Exercise instructions >> Reproduce the rows verbatim, from the first row through the line containing "resistor R264 33", including both ends.

Task data >>

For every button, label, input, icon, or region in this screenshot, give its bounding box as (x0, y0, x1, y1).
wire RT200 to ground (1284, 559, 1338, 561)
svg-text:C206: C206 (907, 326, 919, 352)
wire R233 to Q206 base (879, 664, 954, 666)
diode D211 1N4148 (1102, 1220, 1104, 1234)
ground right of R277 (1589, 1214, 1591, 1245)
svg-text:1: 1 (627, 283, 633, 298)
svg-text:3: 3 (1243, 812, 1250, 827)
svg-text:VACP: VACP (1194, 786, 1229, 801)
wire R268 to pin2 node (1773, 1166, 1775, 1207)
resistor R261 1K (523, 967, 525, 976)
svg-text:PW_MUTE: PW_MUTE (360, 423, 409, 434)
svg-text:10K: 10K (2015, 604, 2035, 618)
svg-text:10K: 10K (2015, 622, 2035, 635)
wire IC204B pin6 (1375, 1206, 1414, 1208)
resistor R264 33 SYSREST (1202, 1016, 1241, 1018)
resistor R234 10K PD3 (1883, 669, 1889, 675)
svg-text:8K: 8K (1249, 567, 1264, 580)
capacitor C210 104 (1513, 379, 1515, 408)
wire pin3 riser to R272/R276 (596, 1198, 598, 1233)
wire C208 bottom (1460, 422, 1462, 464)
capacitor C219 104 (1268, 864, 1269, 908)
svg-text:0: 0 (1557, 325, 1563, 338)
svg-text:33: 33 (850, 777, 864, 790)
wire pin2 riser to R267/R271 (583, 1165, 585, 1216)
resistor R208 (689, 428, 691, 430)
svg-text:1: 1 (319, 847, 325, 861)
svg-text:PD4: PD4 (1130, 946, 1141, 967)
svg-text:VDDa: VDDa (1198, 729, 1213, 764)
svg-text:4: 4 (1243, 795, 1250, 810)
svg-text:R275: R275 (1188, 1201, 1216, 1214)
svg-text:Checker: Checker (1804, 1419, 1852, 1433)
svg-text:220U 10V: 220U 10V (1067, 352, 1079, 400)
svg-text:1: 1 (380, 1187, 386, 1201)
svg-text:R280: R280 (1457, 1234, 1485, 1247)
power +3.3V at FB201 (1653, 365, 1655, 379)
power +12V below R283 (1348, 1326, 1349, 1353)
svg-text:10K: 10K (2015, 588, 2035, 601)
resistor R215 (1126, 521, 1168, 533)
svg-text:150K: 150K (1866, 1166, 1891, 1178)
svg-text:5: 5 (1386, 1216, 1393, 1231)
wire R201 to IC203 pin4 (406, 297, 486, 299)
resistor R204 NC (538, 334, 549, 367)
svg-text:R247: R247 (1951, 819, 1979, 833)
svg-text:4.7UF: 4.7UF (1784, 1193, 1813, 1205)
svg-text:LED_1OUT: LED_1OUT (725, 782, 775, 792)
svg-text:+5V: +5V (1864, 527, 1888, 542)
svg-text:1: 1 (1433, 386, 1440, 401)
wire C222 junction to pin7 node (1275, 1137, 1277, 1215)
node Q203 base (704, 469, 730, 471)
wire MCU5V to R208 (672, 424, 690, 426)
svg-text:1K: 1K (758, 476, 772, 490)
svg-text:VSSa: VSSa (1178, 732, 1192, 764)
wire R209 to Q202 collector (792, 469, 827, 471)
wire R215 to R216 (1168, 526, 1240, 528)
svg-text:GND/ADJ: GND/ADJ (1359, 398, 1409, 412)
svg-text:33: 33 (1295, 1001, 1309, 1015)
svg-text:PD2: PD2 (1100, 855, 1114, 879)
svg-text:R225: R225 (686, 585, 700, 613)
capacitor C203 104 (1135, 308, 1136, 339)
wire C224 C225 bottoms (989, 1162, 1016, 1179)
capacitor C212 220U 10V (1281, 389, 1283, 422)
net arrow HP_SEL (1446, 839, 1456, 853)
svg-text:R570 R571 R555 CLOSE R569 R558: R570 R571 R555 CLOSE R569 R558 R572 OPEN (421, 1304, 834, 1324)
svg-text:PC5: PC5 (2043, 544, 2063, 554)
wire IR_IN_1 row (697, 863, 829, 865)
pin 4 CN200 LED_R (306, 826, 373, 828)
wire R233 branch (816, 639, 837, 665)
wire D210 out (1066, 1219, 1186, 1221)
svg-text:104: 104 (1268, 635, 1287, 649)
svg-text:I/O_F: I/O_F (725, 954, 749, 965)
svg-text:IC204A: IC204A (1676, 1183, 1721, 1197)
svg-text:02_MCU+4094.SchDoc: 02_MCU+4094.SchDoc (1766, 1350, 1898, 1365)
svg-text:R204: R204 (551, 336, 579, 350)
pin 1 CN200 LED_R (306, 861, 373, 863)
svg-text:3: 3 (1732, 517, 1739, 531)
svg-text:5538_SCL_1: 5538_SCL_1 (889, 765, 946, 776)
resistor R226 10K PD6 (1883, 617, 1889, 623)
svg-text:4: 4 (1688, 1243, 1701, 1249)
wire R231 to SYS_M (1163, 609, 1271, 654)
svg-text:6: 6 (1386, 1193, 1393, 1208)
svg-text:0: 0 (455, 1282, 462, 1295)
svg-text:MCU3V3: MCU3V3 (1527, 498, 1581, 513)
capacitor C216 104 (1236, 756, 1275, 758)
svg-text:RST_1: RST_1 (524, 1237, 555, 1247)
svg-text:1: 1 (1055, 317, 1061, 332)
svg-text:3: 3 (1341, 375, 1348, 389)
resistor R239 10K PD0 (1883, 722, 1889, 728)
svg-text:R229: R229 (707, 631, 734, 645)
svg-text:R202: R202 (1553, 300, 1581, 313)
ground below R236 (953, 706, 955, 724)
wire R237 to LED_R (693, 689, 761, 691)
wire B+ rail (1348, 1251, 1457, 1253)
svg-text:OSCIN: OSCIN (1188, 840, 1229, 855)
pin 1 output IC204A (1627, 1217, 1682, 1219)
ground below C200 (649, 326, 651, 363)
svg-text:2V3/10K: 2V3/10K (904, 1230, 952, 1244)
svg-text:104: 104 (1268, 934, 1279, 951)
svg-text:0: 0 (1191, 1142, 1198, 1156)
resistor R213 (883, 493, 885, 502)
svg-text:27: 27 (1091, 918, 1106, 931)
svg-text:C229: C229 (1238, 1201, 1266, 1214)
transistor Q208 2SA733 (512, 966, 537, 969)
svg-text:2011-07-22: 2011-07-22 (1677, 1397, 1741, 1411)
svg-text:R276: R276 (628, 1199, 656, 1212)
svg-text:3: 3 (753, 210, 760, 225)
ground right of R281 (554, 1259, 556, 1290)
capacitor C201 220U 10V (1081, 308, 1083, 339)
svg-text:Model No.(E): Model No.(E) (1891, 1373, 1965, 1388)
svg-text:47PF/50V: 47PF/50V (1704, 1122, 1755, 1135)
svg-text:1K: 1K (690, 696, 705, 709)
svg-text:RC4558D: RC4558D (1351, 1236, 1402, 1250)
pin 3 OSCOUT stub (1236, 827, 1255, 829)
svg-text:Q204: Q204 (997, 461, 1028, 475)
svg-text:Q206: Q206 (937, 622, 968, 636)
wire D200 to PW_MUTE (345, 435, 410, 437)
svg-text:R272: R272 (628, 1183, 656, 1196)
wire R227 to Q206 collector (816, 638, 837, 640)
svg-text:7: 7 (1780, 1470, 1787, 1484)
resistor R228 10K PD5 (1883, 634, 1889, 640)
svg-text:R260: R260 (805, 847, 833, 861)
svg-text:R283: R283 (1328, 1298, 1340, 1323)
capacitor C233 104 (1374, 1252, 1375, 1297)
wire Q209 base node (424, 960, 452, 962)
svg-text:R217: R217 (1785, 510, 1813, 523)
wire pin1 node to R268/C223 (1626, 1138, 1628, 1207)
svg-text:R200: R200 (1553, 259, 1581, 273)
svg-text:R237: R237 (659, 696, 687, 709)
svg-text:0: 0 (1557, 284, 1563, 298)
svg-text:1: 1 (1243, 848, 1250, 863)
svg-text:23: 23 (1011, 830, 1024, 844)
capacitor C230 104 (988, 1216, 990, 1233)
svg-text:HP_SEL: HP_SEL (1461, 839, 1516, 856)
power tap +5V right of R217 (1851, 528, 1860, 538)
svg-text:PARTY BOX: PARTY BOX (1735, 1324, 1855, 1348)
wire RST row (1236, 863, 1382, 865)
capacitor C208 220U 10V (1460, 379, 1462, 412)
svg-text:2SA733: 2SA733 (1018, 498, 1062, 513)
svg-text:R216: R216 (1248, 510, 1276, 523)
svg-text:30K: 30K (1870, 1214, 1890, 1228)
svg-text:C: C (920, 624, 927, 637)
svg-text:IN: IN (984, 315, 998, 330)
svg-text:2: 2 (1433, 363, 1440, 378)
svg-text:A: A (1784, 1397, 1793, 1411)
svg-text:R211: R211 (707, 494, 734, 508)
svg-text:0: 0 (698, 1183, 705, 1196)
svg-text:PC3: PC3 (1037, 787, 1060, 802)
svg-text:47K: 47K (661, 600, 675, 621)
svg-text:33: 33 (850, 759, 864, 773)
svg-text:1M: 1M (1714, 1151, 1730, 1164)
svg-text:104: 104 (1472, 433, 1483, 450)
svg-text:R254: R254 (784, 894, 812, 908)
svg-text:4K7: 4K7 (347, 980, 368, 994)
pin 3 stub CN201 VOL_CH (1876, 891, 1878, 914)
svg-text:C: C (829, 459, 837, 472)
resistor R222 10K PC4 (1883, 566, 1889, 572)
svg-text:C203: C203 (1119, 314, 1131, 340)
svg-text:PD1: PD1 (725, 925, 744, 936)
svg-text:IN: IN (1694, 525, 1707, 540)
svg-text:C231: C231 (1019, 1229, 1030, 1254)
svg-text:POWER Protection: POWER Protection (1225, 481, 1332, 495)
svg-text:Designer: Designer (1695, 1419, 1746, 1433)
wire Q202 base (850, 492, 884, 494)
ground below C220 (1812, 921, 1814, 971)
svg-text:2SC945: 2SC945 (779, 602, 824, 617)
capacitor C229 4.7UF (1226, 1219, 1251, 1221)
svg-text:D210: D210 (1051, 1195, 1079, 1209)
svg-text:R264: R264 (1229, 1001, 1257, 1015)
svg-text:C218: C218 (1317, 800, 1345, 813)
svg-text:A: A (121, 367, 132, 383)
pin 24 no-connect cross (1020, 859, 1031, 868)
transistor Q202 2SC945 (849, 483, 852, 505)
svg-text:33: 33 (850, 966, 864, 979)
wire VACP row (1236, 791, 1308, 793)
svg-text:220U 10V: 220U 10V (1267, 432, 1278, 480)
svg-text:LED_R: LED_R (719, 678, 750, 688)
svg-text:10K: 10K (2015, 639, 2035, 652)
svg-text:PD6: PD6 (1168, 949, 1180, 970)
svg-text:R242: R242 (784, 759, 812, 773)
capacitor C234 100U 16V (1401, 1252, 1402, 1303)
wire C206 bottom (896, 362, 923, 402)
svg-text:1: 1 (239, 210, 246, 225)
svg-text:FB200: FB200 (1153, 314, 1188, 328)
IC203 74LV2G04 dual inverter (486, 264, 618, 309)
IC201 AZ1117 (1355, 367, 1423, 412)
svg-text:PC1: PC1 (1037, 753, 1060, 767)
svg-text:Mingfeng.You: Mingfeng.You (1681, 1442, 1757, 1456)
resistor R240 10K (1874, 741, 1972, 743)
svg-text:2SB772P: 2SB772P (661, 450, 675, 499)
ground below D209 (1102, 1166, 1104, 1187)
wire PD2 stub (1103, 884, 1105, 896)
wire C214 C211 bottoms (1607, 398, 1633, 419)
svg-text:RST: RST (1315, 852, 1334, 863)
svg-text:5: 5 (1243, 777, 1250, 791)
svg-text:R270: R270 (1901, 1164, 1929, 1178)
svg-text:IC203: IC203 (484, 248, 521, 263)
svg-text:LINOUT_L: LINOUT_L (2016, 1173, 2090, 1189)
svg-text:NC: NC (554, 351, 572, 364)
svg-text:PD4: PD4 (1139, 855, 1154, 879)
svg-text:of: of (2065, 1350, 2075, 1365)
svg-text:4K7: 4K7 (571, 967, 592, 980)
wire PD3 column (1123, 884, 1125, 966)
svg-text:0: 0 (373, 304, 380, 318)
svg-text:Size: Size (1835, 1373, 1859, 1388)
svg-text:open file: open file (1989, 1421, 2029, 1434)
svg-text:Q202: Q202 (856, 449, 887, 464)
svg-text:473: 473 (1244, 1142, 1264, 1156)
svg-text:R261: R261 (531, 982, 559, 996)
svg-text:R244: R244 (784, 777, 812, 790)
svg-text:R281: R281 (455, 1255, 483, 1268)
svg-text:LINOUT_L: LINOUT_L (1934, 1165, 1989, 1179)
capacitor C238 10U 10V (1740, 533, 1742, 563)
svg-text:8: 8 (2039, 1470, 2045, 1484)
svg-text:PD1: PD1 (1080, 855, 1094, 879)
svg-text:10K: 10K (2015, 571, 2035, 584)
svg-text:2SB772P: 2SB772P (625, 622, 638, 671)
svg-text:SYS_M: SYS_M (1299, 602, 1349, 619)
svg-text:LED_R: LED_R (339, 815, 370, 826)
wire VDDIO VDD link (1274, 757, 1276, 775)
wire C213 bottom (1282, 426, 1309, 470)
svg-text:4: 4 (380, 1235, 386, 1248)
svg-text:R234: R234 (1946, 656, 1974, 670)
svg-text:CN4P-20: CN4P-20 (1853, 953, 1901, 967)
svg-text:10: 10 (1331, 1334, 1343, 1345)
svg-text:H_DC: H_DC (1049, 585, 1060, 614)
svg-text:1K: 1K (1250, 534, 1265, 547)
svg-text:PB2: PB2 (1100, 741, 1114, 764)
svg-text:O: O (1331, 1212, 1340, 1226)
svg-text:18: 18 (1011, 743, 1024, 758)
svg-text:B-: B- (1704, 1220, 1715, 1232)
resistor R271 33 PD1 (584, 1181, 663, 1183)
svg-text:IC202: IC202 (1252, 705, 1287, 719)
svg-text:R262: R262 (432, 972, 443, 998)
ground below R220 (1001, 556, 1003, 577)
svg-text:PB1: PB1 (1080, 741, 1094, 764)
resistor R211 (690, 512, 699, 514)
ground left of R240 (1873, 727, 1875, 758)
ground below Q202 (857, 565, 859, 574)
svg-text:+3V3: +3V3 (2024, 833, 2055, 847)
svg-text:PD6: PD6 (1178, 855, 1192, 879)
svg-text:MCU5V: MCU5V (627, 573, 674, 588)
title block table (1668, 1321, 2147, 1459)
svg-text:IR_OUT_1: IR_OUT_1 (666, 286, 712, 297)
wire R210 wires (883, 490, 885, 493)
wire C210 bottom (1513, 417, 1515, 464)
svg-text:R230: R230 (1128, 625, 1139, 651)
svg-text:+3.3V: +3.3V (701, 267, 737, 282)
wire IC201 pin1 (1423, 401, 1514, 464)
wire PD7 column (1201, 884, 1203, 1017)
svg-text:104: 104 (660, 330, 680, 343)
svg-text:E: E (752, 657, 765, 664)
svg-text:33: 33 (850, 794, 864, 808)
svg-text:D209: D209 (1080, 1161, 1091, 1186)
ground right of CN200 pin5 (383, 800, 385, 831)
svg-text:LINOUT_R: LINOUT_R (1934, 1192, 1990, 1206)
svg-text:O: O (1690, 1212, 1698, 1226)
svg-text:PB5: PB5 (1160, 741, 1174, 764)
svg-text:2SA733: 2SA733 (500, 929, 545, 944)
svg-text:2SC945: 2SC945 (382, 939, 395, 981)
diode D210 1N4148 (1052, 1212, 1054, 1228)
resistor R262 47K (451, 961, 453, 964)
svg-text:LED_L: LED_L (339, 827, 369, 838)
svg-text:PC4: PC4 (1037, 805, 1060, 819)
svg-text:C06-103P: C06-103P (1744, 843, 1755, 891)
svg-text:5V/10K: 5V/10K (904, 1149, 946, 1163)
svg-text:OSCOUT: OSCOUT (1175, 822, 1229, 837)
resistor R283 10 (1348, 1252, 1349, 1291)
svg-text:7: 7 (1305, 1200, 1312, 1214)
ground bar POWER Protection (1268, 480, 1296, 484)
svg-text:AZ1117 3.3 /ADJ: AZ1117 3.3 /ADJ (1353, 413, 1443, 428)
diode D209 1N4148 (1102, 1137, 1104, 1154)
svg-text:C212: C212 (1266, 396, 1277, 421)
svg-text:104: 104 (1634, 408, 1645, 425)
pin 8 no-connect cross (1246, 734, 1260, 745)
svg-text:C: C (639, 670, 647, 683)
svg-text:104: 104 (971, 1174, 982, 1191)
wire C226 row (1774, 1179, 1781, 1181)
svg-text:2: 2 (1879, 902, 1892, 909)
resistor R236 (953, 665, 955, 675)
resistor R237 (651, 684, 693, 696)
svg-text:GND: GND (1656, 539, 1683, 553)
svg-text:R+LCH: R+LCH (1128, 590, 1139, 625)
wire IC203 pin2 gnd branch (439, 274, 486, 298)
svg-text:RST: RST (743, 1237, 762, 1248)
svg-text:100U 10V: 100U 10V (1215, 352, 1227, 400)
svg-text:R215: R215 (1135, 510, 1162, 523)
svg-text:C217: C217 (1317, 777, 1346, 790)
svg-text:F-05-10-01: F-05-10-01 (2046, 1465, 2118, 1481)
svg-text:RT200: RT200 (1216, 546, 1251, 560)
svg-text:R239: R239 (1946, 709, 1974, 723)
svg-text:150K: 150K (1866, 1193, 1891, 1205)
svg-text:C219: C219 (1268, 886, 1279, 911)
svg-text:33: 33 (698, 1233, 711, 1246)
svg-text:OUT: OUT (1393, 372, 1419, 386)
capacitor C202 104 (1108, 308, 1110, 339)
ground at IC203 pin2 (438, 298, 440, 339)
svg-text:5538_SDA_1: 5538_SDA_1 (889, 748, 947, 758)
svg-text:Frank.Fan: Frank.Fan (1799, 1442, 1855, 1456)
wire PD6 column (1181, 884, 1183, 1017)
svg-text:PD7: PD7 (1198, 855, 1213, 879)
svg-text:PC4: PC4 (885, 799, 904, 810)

Result of this task >>
For every button, label, input, icon, or region in this screenshot, give its bounding box as (x0, y0, x1, y1).
wire RT200 to ground (1284, 559, 1338, 561)
svg-text:C206: C206 (907, 326, 919, 352)
wire R233 to Q206 base (879, 664, 954, 666)
diode D211 1N4148 (1102, 1220, 1104, 1234)
ground right of R277 (1589, 1214, 1591, 1245)
svg-text:1: 1 (627, 283, 633, 298)
svg-text:3: 3 (1243, 812, 1250, 827)
svg-text:VACP: VACP (1194, 786, 1229, 801)
wire R268 to pin2 node (1773, 1166, 1775, 1207)
resistor R261 1K (523, 967, 525, 976)
svg-text:PW_MUTE: PW_MUTE (360, 423, 409, 434)
svg-text:10K: 10K (2015, 604, 2035, 618)
svg-text:10K: 10K (2015, 622, 2035, 635)
wire IC204B pin6 (1375, 1206, 1414, 1208)
resistor R264 33 SYSREST (1202, 1016, 1241, 1018)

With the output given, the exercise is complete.